Document extract ▸
To identify a class of equivalent Cauchy sequences in the space S with a point of its base B, one needs a special operation, which does not need to be always feasible, and which may be equivocal. For instance, consider a random identification with the points of some area in B, as described by a probability distribution. It is only in a very special case, when the distribution is represented with the δ-function (which, as we know, is not entirely a function but rather a functional), that the projection would give a kind of a point. In the same lines, if a Cauchy sequence does not converge to a base point, we cannot formally complete the base adding a new point, since such additional points may be logically incompatible with the object area of the theory and need a different theory, with a different base.

Actions to take ▸
(a) Render this sentence from the passage on Cauchy sequences into Spanish: "For instance, consider a random identification with the points of some area in B, as described by a probability distribution."
(b) Decide whether each statement agrees with the passage on Cauchy sequences. Answer yes or no for each, quoting the words of the passage that settle it.
(i) The operation that identifies a class of equivalent Cauchy sequences with a point of the base is always feasible.
(ii) The δ-function is called not entirely a function but rather a functional.
(iii) When a Cauchy sequence does not converge to a base point, the base can be formally completed by adding a new point.
(c) Repeat the passage on Cauchy sequences word for word, starting at "To identify a" and ending at "a different base.".

Recorded information ▸
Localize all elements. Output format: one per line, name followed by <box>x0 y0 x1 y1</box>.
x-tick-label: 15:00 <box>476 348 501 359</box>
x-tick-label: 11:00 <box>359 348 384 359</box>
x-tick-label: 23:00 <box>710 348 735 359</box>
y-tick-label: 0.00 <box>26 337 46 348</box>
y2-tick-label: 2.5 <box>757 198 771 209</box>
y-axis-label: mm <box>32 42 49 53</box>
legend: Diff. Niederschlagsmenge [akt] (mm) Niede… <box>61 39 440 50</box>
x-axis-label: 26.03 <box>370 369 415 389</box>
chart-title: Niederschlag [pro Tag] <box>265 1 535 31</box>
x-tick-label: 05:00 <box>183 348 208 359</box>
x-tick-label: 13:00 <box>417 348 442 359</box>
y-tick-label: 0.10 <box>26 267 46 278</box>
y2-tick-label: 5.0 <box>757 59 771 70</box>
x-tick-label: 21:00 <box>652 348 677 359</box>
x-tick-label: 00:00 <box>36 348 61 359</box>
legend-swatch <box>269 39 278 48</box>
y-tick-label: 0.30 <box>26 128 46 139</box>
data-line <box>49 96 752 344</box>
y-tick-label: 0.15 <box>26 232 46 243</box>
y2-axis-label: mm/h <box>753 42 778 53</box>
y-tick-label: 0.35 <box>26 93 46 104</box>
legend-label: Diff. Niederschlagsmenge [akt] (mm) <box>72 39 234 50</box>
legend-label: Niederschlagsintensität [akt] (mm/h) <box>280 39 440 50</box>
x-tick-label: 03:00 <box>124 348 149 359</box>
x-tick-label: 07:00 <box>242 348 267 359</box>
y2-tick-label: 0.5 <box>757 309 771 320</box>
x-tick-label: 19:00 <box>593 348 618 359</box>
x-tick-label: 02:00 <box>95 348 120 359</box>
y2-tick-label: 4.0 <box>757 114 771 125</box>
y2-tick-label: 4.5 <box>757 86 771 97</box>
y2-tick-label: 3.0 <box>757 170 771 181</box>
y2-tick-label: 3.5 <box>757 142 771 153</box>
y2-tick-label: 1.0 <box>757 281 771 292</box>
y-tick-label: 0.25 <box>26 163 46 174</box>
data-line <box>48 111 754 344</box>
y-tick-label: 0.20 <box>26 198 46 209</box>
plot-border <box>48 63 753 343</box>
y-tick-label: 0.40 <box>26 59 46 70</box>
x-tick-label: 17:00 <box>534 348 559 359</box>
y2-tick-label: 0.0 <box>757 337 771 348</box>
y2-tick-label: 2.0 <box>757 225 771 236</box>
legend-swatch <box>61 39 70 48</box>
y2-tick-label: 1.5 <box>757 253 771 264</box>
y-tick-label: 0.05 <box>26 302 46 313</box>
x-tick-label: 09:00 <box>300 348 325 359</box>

Solutions below ▸
(a) Por ejemplo, considérese una identificación aleatoria con los puntos de alguna área en B, descrita por una distribución de probabilidad.

(b)
(i) No: "which does not need to be always feasible"
(ii) Yes: "is not entirely a function but rather a functional"
(iii) No: "we cannot formally complete the base adding a new point"

(c)
To identify a class of equivalent Cauchy sequences in the space S with a point of its base B, one needs a special operation, which does not need to be always feasible, and which may be equivocal. For instance, consider a random identification with the points of some area in B, as described by a probability distribution. It is only in a very special case, when the distribution is represented with the δ-function (which, as we know, is not entirely a function but rather a functional), that the projection would give a kind of a point. In the same lines, if a Cauchy sequence does not converge to a base point, we cannot formally complete the base adding a new point, since such additional points may be logically incompatible with the object area of the theory and need a different theory, with a different base.